Written task
In the listing below, find every line with the string "image" and pull it out.

-- start of Extracted entries --

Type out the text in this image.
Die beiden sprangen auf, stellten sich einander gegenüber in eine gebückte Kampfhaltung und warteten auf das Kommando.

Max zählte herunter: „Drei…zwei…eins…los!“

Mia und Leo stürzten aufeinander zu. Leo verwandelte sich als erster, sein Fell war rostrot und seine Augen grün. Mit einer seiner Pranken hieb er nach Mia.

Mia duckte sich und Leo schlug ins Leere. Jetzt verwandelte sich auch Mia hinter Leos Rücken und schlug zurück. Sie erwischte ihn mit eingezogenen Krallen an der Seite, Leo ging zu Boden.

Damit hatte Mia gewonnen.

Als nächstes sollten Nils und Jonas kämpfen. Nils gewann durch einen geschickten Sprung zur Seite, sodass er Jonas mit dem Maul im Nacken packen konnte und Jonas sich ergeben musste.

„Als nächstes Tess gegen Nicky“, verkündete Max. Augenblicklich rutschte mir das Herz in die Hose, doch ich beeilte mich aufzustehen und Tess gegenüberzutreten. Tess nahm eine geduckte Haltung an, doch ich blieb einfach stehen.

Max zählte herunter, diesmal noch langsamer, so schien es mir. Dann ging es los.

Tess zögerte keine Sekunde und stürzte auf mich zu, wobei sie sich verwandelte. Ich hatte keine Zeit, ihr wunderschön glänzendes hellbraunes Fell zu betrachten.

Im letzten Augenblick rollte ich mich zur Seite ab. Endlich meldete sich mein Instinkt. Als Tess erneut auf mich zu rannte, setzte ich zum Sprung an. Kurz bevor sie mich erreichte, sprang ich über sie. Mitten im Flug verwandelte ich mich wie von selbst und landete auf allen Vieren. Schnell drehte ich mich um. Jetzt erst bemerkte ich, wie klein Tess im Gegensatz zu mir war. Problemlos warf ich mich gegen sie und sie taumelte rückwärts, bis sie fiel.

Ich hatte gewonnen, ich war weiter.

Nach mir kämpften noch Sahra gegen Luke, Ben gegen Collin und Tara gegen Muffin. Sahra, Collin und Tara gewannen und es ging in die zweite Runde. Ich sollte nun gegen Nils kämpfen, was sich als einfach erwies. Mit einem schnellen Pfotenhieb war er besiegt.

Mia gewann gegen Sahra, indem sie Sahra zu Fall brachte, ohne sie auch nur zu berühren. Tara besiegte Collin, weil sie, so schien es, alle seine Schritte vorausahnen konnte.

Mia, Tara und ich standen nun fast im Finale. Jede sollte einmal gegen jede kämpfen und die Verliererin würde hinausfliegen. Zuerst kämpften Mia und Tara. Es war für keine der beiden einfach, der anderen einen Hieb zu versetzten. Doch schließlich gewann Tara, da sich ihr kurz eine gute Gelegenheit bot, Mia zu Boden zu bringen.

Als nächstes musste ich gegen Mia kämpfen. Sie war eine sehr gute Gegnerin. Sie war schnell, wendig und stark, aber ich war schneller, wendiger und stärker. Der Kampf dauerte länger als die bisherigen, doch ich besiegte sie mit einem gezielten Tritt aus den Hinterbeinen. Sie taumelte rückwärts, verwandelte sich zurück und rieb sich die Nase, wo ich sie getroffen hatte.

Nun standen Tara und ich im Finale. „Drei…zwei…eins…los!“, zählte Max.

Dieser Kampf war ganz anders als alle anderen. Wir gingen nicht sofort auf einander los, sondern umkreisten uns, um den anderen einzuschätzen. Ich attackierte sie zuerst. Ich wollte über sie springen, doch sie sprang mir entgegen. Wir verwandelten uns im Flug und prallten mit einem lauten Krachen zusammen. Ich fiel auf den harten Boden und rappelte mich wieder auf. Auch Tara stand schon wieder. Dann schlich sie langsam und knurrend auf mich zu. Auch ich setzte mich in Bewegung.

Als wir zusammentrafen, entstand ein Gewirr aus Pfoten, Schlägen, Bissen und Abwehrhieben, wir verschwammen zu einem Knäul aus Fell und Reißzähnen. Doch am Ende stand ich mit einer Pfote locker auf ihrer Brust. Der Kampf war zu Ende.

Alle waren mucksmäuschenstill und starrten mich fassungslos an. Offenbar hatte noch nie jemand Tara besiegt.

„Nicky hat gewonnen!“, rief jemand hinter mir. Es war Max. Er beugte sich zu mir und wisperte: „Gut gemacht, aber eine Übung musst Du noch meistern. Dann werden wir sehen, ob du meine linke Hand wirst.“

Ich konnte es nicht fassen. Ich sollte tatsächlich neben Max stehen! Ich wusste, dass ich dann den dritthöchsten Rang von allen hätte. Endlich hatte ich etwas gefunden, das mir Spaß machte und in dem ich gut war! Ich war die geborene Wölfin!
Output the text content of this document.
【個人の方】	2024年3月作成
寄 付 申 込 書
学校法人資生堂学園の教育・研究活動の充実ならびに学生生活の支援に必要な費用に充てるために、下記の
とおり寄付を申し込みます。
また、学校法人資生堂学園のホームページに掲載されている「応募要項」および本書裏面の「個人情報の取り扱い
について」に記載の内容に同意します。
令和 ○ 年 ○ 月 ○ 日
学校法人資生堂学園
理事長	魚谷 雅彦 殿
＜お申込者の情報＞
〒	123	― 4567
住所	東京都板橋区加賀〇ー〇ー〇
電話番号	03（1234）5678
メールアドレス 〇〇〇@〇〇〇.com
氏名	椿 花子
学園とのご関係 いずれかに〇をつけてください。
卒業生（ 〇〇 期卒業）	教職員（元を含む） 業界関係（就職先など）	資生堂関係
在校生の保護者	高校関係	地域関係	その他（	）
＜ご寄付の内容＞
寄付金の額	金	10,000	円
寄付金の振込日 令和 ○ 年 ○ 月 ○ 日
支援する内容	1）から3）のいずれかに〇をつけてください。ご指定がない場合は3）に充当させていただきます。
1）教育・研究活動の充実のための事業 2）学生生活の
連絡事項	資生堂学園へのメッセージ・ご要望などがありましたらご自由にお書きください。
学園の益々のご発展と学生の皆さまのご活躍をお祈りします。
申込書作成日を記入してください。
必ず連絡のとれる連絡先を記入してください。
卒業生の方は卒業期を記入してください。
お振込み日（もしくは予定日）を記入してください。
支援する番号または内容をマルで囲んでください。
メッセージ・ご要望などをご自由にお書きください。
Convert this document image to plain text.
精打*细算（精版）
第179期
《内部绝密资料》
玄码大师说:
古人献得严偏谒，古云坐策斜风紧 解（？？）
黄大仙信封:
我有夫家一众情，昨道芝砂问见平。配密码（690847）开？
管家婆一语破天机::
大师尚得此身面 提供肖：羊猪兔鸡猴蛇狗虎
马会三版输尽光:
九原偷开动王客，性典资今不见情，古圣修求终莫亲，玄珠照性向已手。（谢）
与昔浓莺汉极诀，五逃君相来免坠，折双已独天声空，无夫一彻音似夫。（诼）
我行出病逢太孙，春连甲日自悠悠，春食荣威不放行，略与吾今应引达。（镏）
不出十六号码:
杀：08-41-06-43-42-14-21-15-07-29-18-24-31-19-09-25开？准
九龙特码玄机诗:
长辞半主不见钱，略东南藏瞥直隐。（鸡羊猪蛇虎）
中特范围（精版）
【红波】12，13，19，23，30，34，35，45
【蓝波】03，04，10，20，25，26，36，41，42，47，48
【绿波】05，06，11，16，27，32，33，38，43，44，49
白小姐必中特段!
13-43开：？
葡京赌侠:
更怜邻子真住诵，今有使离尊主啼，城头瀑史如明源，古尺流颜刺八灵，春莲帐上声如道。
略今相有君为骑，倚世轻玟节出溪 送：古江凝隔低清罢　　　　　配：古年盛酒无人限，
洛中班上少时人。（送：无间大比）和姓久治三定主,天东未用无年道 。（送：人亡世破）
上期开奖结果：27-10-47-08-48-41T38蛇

-- end of Extracted entries --

Result
Type out the text in this image.
Convert this document image to plain text.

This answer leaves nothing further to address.